Start of Records to use

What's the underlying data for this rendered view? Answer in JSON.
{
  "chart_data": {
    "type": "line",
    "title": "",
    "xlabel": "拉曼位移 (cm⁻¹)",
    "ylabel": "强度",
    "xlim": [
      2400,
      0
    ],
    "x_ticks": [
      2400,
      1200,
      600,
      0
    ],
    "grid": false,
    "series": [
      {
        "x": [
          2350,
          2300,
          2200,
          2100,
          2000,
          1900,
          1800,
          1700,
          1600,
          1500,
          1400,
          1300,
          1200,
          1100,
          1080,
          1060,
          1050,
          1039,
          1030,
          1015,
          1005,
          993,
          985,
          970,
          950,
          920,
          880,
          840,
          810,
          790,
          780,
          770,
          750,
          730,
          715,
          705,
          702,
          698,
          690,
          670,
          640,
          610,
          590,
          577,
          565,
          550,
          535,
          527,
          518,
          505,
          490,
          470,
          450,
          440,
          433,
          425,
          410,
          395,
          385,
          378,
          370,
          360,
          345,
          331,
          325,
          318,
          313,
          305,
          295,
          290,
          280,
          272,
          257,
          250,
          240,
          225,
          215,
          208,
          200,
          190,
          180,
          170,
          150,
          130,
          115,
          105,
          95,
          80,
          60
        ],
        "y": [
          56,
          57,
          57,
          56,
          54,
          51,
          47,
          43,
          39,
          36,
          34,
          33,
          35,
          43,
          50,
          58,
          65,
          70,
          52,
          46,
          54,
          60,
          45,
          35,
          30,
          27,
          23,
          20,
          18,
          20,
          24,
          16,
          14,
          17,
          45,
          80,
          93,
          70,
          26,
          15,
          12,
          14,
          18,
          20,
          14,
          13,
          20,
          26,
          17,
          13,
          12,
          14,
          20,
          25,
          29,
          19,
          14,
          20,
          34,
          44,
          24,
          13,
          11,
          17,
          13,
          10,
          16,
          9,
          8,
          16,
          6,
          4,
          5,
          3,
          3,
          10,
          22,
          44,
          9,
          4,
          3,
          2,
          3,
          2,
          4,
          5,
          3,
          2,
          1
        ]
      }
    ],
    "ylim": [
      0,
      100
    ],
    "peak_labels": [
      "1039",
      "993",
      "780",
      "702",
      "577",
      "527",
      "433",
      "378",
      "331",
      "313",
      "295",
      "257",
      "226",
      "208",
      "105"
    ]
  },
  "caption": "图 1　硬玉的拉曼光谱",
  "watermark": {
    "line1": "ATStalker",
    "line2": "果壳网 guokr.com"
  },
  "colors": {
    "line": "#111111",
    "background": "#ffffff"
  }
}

End of Records to use

- [Given instruction]
Write out all the data again, exactly as it appears.

- [Task answer]
What's the underlying data for this rendered view? Answer in JSON.
{
  "chart_data": {
    "type": "line",
    "title": "",
    "xlabel": "拉曼位移 (cm⁻¹)",
    "ylabel": "强度",
    "xlim": [
      2400,
      0
    ],
    "x_ticks": [
      2400,
      1200,
      600,
      0
    ],
    "grid": false,
    "series": [
      {
        "x": [
          2350,
          2300,
          2200,
          2100,
          2000,
          1900,
          1800,
          1700,
          1600,
          1500,
          1400,
          1300,
          1200,
          1100,
          1080,
          1060,
          1050,
          1039,
          1030,
          1015,
          1005,
          993,
          985,
          970,
          950,
          920,
          880,
          840,
          810,
          790,
          780,
          770,
          750,
          730,
          715,
          705,
          702,
          698,
          690,
          670,
          640,
          610,
          590,
          577,
          565,
          550,
          535,
          527,
          518,
          505,
          490,
          470,
          450,
          440,
          433,
          425,
          410,
          395,
          385,
          378,
          370,
          360,
          345,
          331,
          325,
          318,
          313,
          305,
          295,
          290,
          280,
          272,
          257,
          250,
          240,
          225,
          215,
          208,
          200,
          190,
          180,
          170,
          150,
          130,
          115,
          105,
          95,
          80,
          60
        ],
        "y": [
          56,
          57,
          57,
          56,
          54,
          51,
          47,
          43,
          39,
          36,
          34,
          33,
          35,
          43,
          50,
          58,
          65,
          70,
          52,
          46,
          54,
          60,
          45,
          35,
          30,
          27,
          23,
          20,
          18,
          20,
          24,
          16,
          14,
          17,
          45,
          80,
          93,
          70,
          26,
          15,
          12,
          14,
          18,
          20,
          14,
          13,
          20,
          26,
          17,
          13,
          12,
          14,
          20,
          25,
          29,
          19,
          14,
          20,
          34,
          44,
          24,
          13,
          11,
          17,
          13,
          10,
          16,
          9,
          8,
          16,
          6,
          4,
          5,
          3,
          3,
          10,
          22,
          44,
          9,
          4,
          3,
          2,
          3,
          2,
          4,
          5,
          3,
          2,
          1
        ]
      }
    ],
    "ylim": [
      0,
      100
    ],
    "peak_labels": [
      "1039",
      "993",
      "780",
      "702",
      "577",
      "527",
      "433",
      "378",
      "331",
      "313",
      "295",
      "257",
      "226",
      "208",
      "105"
    ]
  },
  "caption": "图 1　硬玉的拉曼光谱",
  "watermark": {
    "line1": "ATStalker",
    "line2": "果壳网 guokr.com"
  },
  "colors": {
    "line": "#111111",
    "background": "#ffffff"
  }
}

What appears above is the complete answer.